• Problem details
Copy all of the material word for word, except for the pictures.

• Data entries for graphics
****
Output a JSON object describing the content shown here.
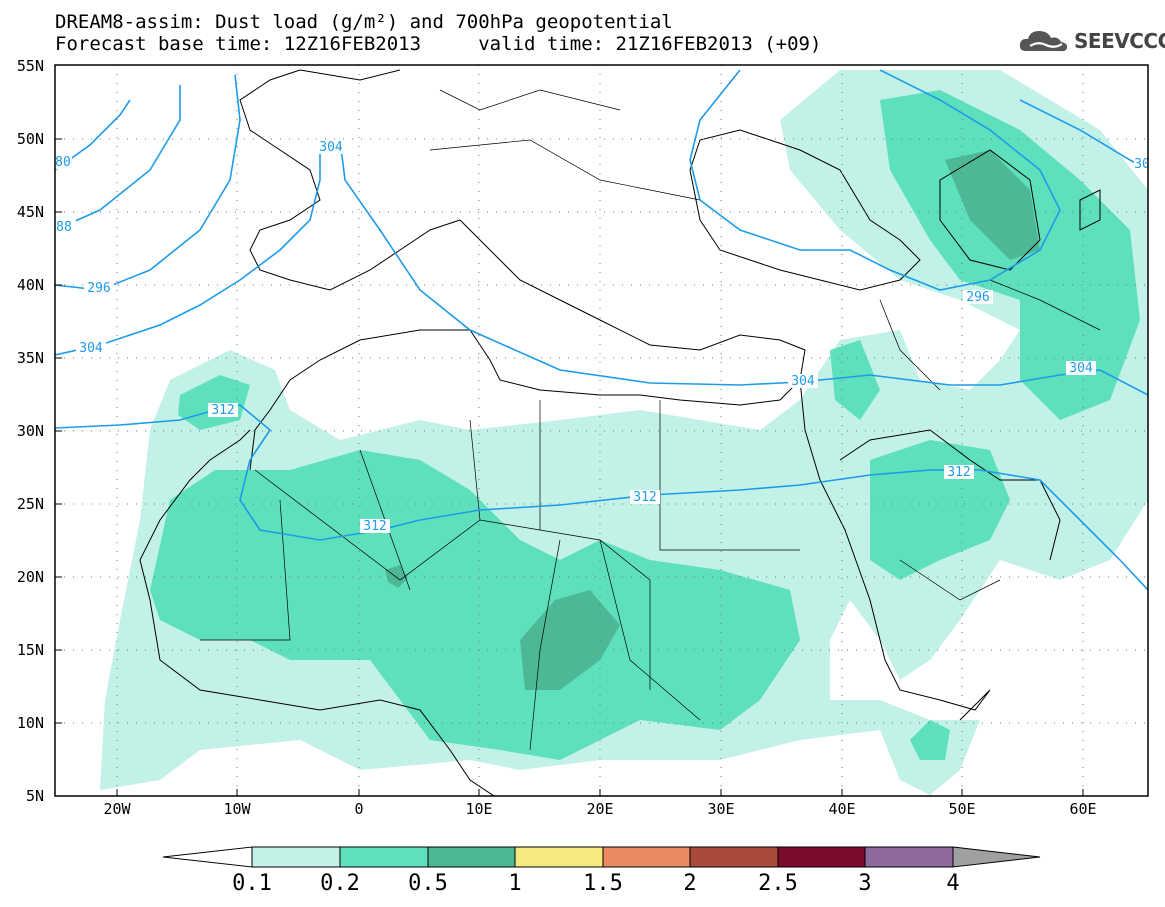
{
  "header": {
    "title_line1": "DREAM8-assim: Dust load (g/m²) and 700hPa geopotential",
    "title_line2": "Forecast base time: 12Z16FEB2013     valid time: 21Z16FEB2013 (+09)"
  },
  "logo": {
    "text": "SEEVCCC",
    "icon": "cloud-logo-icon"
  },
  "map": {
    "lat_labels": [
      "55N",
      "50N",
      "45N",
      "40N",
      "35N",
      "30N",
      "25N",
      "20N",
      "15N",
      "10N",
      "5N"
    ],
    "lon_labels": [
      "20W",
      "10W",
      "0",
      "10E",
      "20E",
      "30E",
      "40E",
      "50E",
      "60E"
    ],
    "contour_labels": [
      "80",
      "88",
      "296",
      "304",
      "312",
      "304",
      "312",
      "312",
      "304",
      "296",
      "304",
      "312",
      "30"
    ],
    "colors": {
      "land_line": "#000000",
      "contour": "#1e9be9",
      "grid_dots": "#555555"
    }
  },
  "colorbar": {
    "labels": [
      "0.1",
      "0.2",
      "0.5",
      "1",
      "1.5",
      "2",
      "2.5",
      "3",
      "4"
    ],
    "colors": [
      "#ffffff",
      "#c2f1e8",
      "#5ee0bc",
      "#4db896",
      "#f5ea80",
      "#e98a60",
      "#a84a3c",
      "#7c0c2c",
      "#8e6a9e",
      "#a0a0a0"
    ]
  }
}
****
• Answer to the problem
Output a JSON object describing the content shown here.
{
  "header": {
    "title_line1": "DREAM8-assim: Dust load (g/m²) and 700hPa geopotential",
    "title_line2": "Forecast base time: 12Z16FEB2013     valid time: 21Z16FEB2013 (+09)"
  },
  "logo": {
    "text": "SEEVCCC",
    "icon": "cloud-logo-icon"
  },
  "map": {
    "lat_labels": [
      "55N",
      "50N",
      "45N",
      "40N",
      "35N",
      "30N",
      "25N",
      "20N",
      "15N",
      "10N",
      "5N"
    ],
    "lon_labels": [
      "20W",
      "10W",
      "0",
      "10E",
      "20E",
      "30E",
      "40E",
      "50E",
      "60E"
    ],
    "contour_labels": [
      "80",
      "88",
      "296",
      "304",
      "312",
      "304",
      "312",
      "312",
      "304",
      "296",
      "304",
      "312",
      "30"
    ],
    "colors": {
      "land_line": "#000000",
      "contour": "#1e9be9",
      "grid_dots": "#555555"
    }
  },
  "colorbar": {
    "labels": [
      "0.1",
      "0.2",
      "0.5",
      "1",
      "1.5",
      "2",
      "2.5",
      "3",
      "4"
    ],
    "colors": [
      "#ffffff",
      "#c2f1e8",
      "#5ee0bc",
      "#4db896",
      "#f5ea80",
      "#e98a60",
      "#a84a3c",
      "#7c0c2c",
      "#8e6a9e",
      "#a0a0a0"
    ]
  }
}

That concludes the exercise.